Exercise instructions »
Edit the lines below so that every "legend-swatch" becomes "legend-marker", keeping everything else the same. Leave the pictures out of your answer.

(Spatial annotation records)
● ● ● ● ●
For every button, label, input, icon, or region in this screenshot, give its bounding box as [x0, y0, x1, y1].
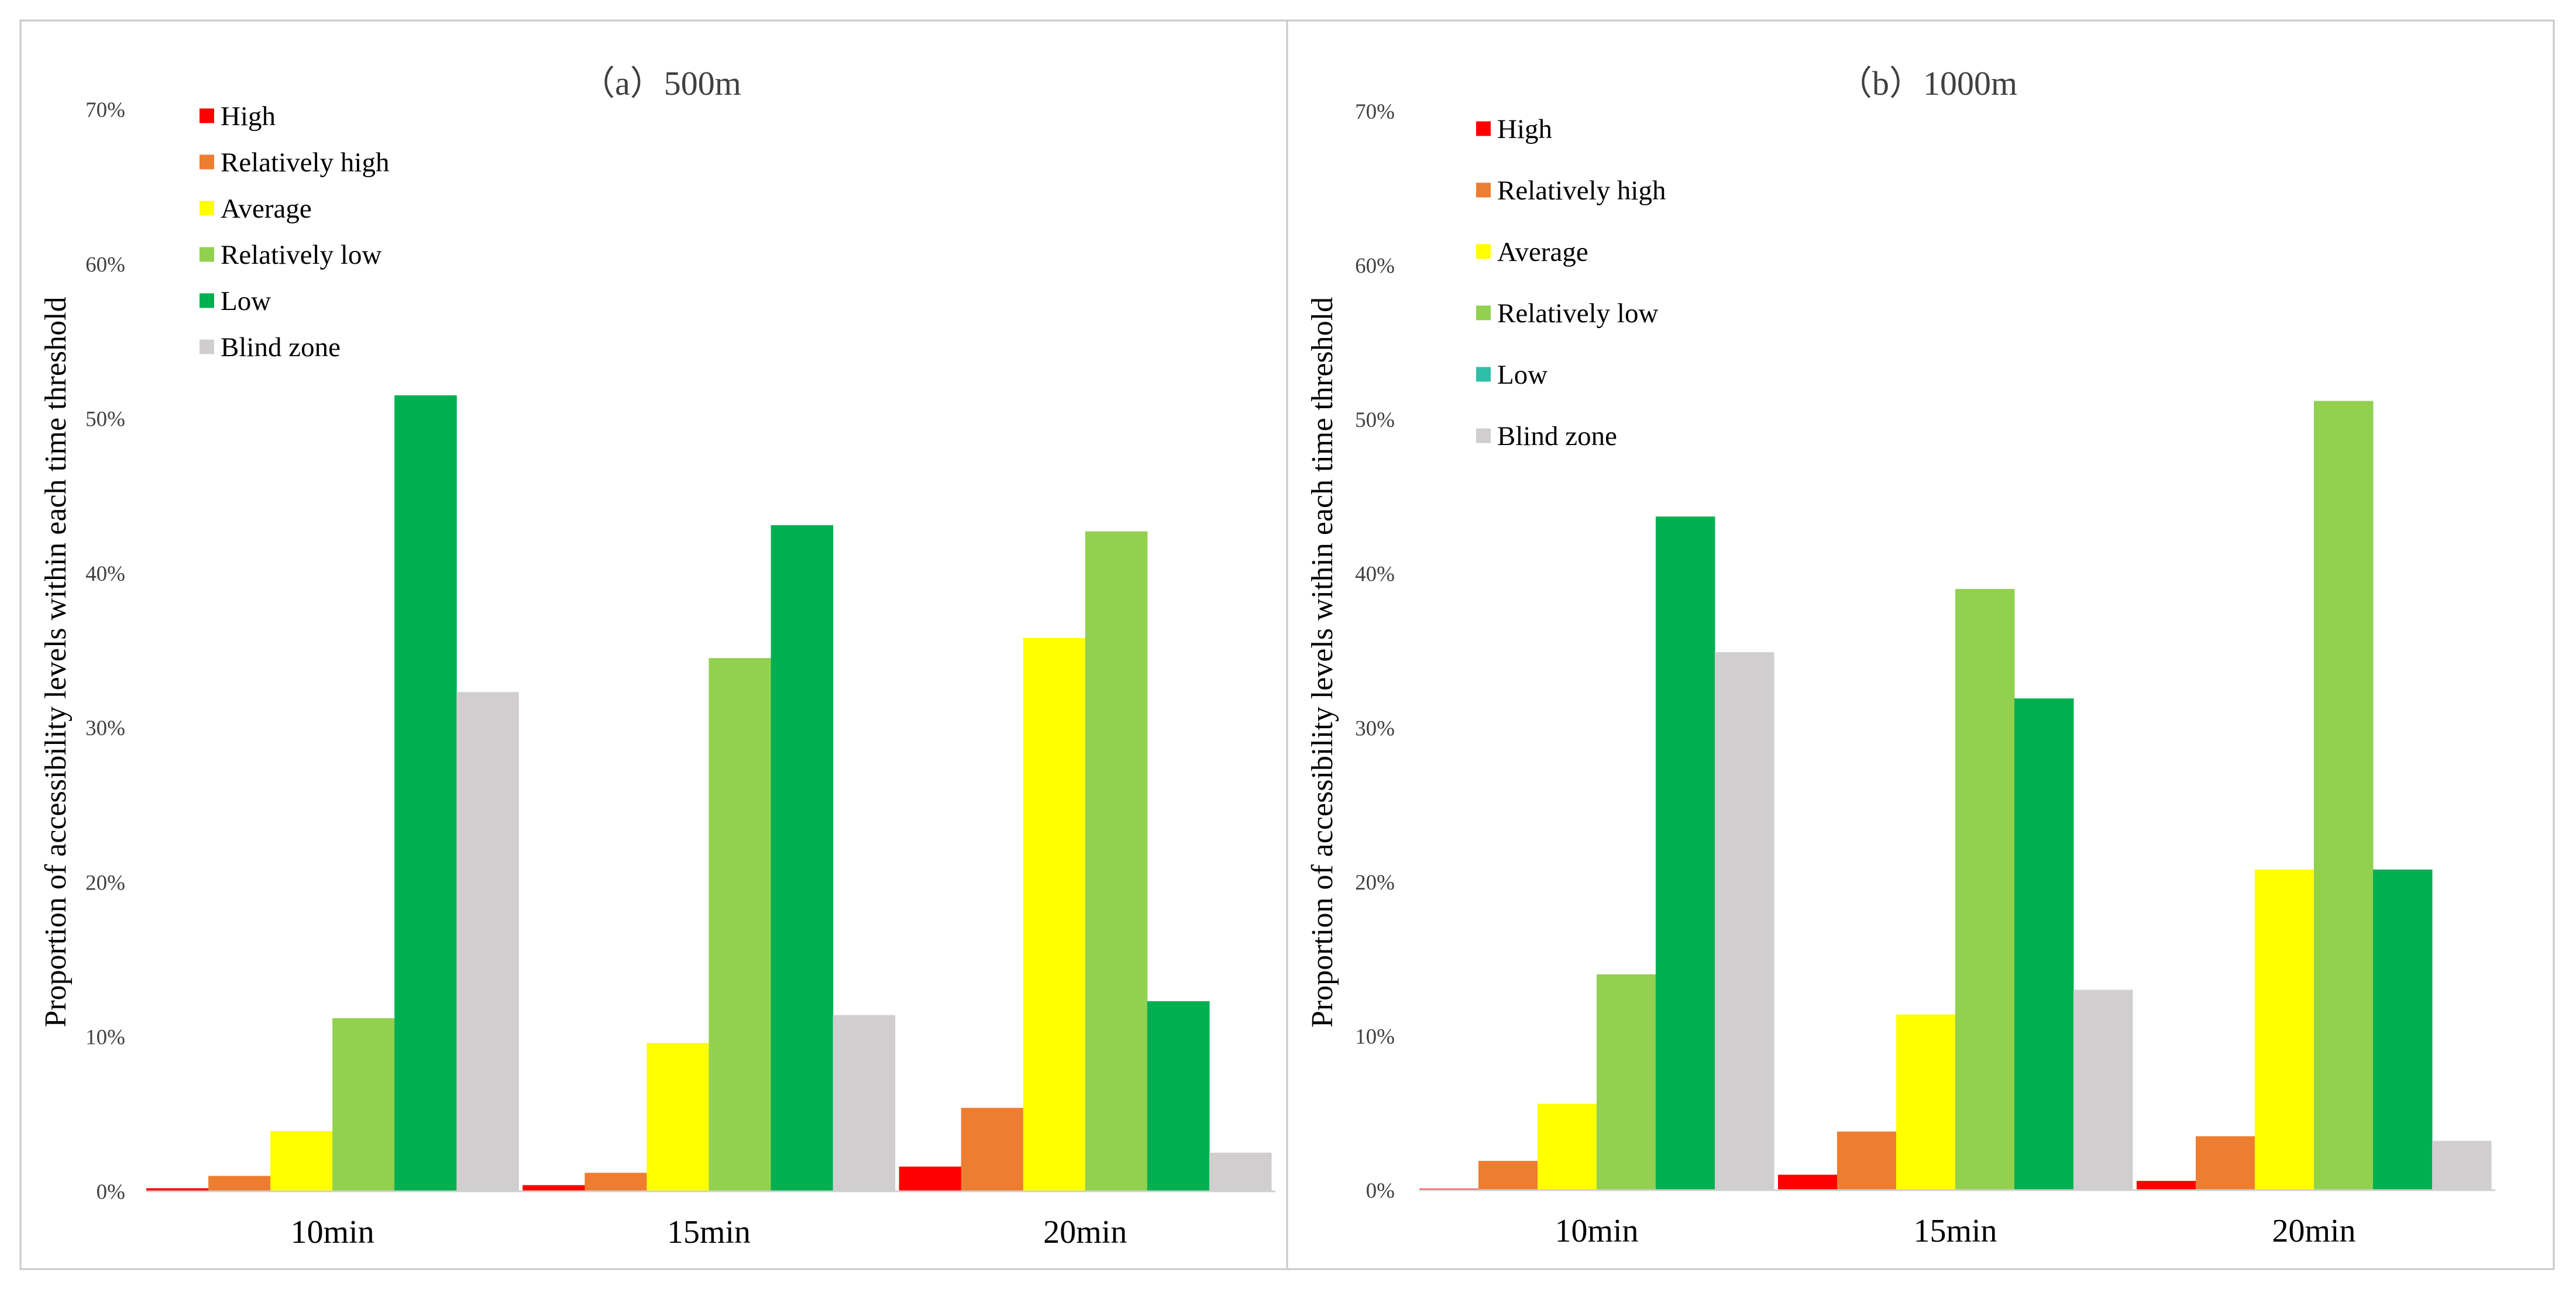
bar-relatively-high-10min: [208, 1176, 271, 1191]
bar-relatively-low-15min: [1955, 589, 2015, 1190]
x-tick-label: 20min: [2272, 1213, 2355, 1249]
x-tick-label: 15min: [1913, 1213, 1997, 1249]
chart-title: （a）500m: [581, 64, 741, 102]
bar-blind-zone-15min: [833, 1015, 896, 1191]
bar-average-20min: [1023, 637, 1086, 1191]
y-tick-label: 0%: [1366, 1179, 1395, 1203]
y-tick-label: 60%: [85, 253, 125, 277]
legend-swatch: [1476, 244, 1491, 259]
legend-swatch: [200, 201, 214, 216]
legend-swatch: [1476, 428, 1491, 443]
bar-low-15min: [771, 525, 834, 1191]
legend-label: Relatively low: [1497, 298, 1658, 329]
y-tick-label: 60%: [1355, 254, 1395, 278]
bar-relatively-low-10min: [1597, 974, 1656, 1190]
legend-label: Blind zone: [221, 332, 341, 363]
bar-average-10min: [270, 1131, 333, 1191]
y-tick-label: 20%: [1355, 871, 1395, 895]
legend-label: Relatively low: [221, 240, 381, 270]
legend-swatch: [1476, 305, 1491, 320]
y-tick-label: 0%: [97, 1180, 125, 1204]
bar-blind-zone-10min: [1715, 652, 1774, 1190]
legend-swatch: [200, 108, 214, 123]
legend-label: High: [1497, 114, 1552, 144]
legend-label: Blind zone: [1497, 421, 1617, 452]
legend-swatch: [1476, 182, 1491, 198]
bar-high-10min: [146, 1188, 209, 1191]
bar-relatively-high-20min: [961, 1108, 1024, 1191]
legend-swatch: [200, 154, 214, 170]
legend-label: Relatively high: [221, 147, 389, 178]
legend-label: Relatively high: [1497, 175, 1666, 206]
chart-title: （b）1000m: [1838, 64, 2017, 102]
y-tick-label: 50%: [85, 408, 125, 432]
y-tick-label: 70%: [85, 98, 125, 122]
bar-high-15min: [522, 1185, 585, 1191]
bar-high-20min: [899, 1166, 962, 1191]
legend-label: Low: [221, 286, 271, 316]
bar-relatively-low-20min: [2314, 401, 2374, 1190]
legend-swatch: [1476, 121, 1491, 136]
y-tick-label: 40%: [1355, 563, 1395, 587]
bar-blind-zone-10min: [456, 692, 519, 1191]
chart-panel-b: （b）1000m Proportion of accessibility leve…: [1286, 19, 2555, 1270]
bar-blind-zone-15min: [2073, 990, 2133, 1190]
bar-low-20min: [2373, 869, 2433, 1190]
bar-low-10min: [1656, 516, 1715, 1191]
legend-swatch: [1476, 367, 1491, 382]
bar-relatively-high-15min: [1837, 1131, 1897, 1190]
y-axis-label: Proportion of accessibility levels withi…: [1306, 297, 1339, 1028]
bar-relatively-high-10min: [1478, 1160, 1538, 1190]
bar-low-10min: [394, 395, 457, 1191]
bar-high-20min: [2137, 1181, 2196, 1190]
y-tick-label: 10%: [85, 1026, 125, 1050]
bar-average-15min: [646, 1043, 709, 1191]
bar-relatively-low-20min: [1085, 531, 1148, 1191]
panel-border: [1286, 19, 2555, 1270]
bar-average-10min: [1538, 1104, 1597, 1190]
y-tick-label: 50%: [1355, 408, 1395, 432]
legend-swatch: [200, 339, 214, 354]
bar-average-15min: [1896, 1014, 1956, 1190]
bar-relatively-high-20min: [2196, 1136, 2255, 1191]
bar-blind-zone-20min: [1209, 1152, 1272, 1191]
x-tick-label: 20min: [1043, 1214, 1127, 1250]
legend-label: Average: [1497, 237, 1588, 267]
x-tick-label: 10min: [291, 1214, 374, 1250]
x-tick-label: 10min: [1554, 1213, 1638, 1249]
chart-panel-a: （a）500m Proportion of accessibility level…: [19, 19, 1288, 1270]
x-tick-label: 15min: [667, 1214, 751, 1250]
y-tick-label: 30%: [85, 716, 125, 740]
legend-label: Low: [1497, 360, 1547, 390]
bar-relatively-high-15min: [584, 1173, 647, 1191]
legend-swatch: [200, 247, 214, 262]
legend-label: High: [221, 101, 276, 132]
y-axis-label: Proportion of accessibility levels withi…: [39, 297, 73, 1027]
bar-relatively-low-15min: [709, 658, 772, 1191]
legend: High Relatively high Average Relatively low…: [1476, 114, 1666, 452]
y-tick-label: 70%: [1355, 100, 1395, 124]
bar-average-20min: [2255, 869, 2314, 1190]
legend: High Relatively high Average Relatively low…: [200, 101, 389, 363]
y-tick-label: 10%: [1355, 1025, 1395, 1049]
y-tick-label: 30%: [1355, 716, 1395, 740]
y-tick-label: 20%: [85, 871, 125, 895]
legend-swatch: [200, 293, 214, 308]
bar-low-15min: [2014, 698, 2074, 1190]
y-tick-label: 40%: [85, 562, 125, 586]
bar-relatively-low-10min: [332, 1018, 395, 1191]
bar-high-15min: [1778, 1174, 1838, 1190]
legend-label: Average: [221, 194, 312, 224]
bar-low-20min: [1147, 1001, 1210, 1191]
bar-blind-zone-20min: [2432, 1140, 2492, 1190]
● ● ● ● ●
Task result »
For every button, label, input, icon, or region in this screenshot, give its bounding box as [x0, y0, x1, y1].
bar-relatively-high-10min: [208, 1176, 271, 1191]
bar-relatively-low-15min: [1955, 589, 2015, 1190]
x-tick-label: 20min: [2272, 1213, 2355, 1249]
x-tick-label: 15min: [1913, 1213, 1997, 1249]
chart-title: （a）500m: [581, 64, 741, 102]
bar-blind-zone-15min: [833, 1015, 896, 1191]
bar-average-20min: [1023, 637, 1086, 1191]
y-tick-label: 0%: [1366, 1179, 1395, 1203]
y-tick-label: 60%: [85, 253, 125, 277]
legend-marker: [1476, 244, 1491, 259]
legend-marker: [200, 201, 214, 216]
legend-marker: [1476, 428, 1491, 443]
bar-low-15min: [771, 525, 834, 1191]
legend-label: Relatively low: [1497, 298, 1658, 329]
y-tick-label: 60%: [1355, 254, 1395, 278]
bar-relatively-low-10min: [1597, 974, 1656, 1190]
legend-label: Blind zone: [221, 332, 341, 363]
bar-average-10min: [270, 1131, 333, 1191]
y-tick-label: 20%: [1355, 871, 1395, 895]
legend-label: Relatively low: [221, 240, 381, 270]
legend-marker: [1476, 305, 1491, 320]
y-tick-label: 0%: [97, 1180, 125, 1204]
bar-blind-zone-10min: [1715, 652, 1774, 1190]
legend-marker: [200, 108, 214, 123]
legend-label: High: [1497, 114, 1552, 144]
legend-label: Blind zone: [1497, 421, 1617, 452]
legend-marker: [1476, 182, 1491, 198]
bar-high-10min: [146, 1188, 209, 1191]
bar-relatively-high-20min: [961, 1108, 1024, 1191]
legend-marker: [200, 154, 214, 170]
legend-label: Relatively high: [221, 147, 389, 178]
legend-label: Relatively high: [1497, 175, 1666, 206]
chart-title: （b）1000m: [1838, 64, 2017, 102]
y-tick-label: 50%: [85, 408, 125, 432]
y-tick-label: 70%: [85, 98, 125, 122]
bar-high-15min: [522, 1185, 585, 1191]
bar-high-20min: [899, 1166, 962, 1191]
legend-label: Low: [221, 286, 271, 316]
bar-relatively-low-20min: [2314, 401, 2374, 1190]
legend-marker: [1476, 121, 1491, 136]
y-tick-label: 40%: [1355, 563, 1395, 587]
bar-blind-zone-10min: [456, 692, 519, 1191]
chart-panel-b: （b）1000m Proportion of accessibility leve…: [1286, 19, 2555, 1270]
bar-blind-zone-15min: [2073, 990, 2133, 1190]
bar-low-20min: [2373, 869, 2433, 1190]
bar-low-10min: [1656, 516, 1715, 1191]
legend-marker: [1476, 367, 1491, 382]
bar-relatively-high-15min: [1837, 1131, 1897, 1190]
y-axis-label: Proportion of accessibility levels withi…: [1306, 297, 1339, 1028]
bar-relatively-high-10min: [1478, 1160, 1538, 1190]
bar-low-10min: [394, 395, 457, 1191]
bar-high-20min: [2137, 1181, 2196, 1190]
y-tick-label: 10%: [85, 1026, 125, 1050]
bar-average-15min: [646, 1043, 709, 1191]
bar-relatively-low-20min: [1085, 531, 1148, 1191]
panel-border: [1286, 19, 2555, 1270]
bar-average-10min: [1538, 1104, 1597, 1190]
y-tick-label: 50%: [1355, 408, 1395, 432]
legend-marker: [200, 339, 214, 354]
bar-average-15min: [1896, 1014, 1956, 1190]
bar-relatively-high-20min: [2196, 1136, 2255, 1191]
bar-blind-zone-20min: [1209, 1152, 1272, 1191]
x-tick-label: 20min: [1043, 1214, 1127, 1250]
legend-label: Average: [1497, 237, 1588, 267]
x-tick-label: 10min: [291, 1214, 374, 1250]
x-tick-label: 10min: [1554, 1213, 1638, 1249]
chart-panel-a: （a）500m Proportion of accessibility level…: [19, 19, 1288, 1270]
x-tick-label: 15min: [667, 1214, 751, 1250]
y-tick-label: 30%: [85, 716, 125, 740]
legend-label: Low: [1497, 360, 1547, 390]
bar-relatively-high-15min: [584, 1173, 647, 1191]
legend-marker: [200, 247, 214, 262]
legend-label: High: [221, 101, 276, 132]
y-axis-label: Proportion of accessibility levels withi…: [39, 297, 73, 1027]
bar-relatively-low-15min: [709, 658, 772, 1191]
legend: High Relatively high Average Relatively low…: [1476, 114, 1666, 452]
y-tick-label: 70%: [1355, 100, 1395, 124]
bar-average-20min: [2255, 869, 2314, 1190]
legend: High Relatively high Average Relatively low…: [200, 101, 389, 363]
y-tick-label: 10%: [1355, 1025, 1395, 1049]
y-tick-label: 30%: [1355, 716, 1395, 740]
y-tick-label: 20%: [85, 871, 125, 895]
legend-marker: [200, 293, 214, 308]
bar-low-15min: [2014, 698, 2074, 1190]
y-tick-label: 40%: [85, 562, 125, 586]
bar-relatively-low-10min: [332, 1018, 395, 1191]
bar-high-15min: [1778, 1174, 1838, 1190]
legend-label: Average: [221, 194, 312, 224]
bar-low-20min: [1147, 1001, 1210, 1191]
bar-blind-zone-20min: [2432, 1140, 2492, 1190]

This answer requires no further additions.